Task details => Determine how many lines contain the string "title", then reply with that figure only.

Data shown =>
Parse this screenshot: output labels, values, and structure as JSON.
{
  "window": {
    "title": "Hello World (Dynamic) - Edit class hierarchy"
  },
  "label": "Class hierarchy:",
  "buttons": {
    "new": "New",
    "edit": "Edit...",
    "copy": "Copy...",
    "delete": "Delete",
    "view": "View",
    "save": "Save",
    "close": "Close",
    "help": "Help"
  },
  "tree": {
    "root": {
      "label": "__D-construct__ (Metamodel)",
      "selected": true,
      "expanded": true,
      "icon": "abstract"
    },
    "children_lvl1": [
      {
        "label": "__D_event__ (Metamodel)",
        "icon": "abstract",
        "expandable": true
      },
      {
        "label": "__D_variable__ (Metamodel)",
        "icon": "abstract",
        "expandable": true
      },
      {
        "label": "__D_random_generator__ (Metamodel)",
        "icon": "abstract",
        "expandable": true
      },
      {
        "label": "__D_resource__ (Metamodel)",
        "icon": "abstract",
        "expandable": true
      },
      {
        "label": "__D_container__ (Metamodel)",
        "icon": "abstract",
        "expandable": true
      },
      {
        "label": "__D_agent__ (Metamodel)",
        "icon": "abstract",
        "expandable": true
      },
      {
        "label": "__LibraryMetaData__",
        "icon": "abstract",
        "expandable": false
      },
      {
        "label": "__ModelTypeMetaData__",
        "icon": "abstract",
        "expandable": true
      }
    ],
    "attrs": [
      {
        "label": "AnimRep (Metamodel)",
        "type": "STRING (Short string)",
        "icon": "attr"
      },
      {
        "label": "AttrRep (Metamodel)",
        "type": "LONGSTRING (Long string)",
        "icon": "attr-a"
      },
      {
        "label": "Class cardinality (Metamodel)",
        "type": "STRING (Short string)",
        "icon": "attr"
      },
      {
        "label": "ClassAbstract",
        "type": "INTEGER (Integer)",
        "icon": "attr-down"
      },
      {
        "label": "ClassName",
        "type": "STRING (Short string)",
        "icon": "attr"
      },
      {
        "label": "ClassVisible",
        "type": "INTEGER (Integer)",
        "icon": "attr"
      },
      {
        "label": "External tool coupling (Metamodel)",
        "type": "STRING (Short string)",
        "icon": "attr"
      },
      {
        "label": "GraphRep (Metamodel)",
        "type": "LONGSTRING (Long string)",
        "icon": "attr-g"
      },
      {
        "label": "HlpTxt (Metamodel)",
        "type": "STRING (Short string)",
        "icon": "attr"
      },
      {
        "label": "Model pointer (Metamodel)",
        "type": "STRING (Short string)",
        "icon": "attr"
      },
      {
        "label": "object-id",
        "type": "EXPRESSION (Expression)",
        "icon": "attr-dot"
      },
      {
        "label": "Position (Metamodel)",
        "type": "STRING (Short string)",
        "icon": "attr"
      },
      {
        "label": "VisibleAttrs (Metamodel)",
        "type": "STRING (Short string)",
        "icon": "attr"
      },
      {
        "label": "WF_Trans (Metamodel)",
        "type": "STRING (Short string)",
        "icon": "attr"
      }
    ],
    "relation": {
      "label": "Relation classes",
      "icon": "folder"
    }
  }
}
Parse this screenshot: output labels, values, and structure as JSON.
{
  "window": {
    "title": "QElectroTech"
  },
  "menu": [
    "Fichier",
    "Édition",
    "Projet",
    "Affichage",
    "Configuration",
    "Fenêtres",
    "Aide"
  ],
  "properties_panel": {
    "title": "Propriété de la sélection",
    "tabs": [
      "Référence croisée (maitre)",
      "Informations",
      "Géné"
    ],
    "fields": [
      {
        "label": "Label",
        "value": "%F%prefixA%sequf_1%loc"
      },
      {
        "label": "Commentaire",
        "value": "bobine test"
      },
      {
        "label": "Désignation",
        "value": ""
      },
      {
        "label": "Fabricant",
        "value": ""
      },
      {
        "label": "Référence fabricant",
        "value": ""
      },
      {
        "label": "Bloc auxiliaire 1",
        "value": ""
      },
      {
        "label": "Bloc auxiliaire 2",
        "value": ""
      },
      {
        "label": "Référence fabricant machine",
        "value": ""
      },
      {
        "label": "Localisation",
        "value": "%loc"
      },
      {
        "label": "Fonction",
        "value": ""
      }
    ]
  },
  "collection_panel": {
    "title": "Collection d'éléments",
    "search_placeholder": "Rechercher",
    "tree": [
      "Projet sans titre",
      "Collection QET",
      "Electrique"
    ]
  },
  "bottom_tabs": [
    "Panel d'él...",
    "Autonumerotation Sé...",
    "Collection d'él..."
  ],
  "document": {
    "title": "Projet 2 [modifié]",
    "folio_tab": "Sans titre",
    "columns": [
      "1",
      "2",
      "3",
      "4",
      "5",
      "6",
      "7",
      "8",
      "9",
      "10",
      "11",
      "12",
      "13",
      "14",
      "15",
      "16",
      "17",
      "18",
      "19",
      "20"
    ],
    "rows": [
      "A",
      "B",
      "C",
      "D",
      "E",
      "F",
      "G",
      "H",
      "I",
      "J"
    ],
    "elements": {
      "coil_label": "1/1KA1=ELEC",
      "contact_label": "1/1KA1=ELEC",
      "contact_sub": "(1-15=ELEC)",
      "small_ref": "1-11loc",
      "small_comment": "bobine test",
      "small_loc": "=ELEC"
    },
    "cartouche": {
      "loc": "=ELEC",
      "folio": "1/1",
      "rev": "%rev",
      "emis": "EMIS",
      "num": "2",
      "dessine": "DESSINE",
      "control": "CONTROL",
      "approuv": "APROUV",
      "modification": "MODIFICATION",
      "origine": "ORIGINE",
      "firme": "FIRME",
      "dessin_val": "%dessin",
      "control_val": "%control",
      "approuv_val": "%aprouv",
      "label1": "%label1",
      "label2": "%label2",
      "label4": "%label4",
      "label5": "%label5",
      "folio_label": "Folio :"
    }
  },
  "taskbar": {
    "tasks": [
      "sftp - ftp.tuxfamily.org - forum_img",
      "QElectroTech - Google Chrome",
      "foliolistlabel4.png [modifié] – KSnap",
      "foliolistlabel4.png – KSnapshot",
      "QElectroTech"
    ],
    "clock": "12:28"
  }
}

The reply => 5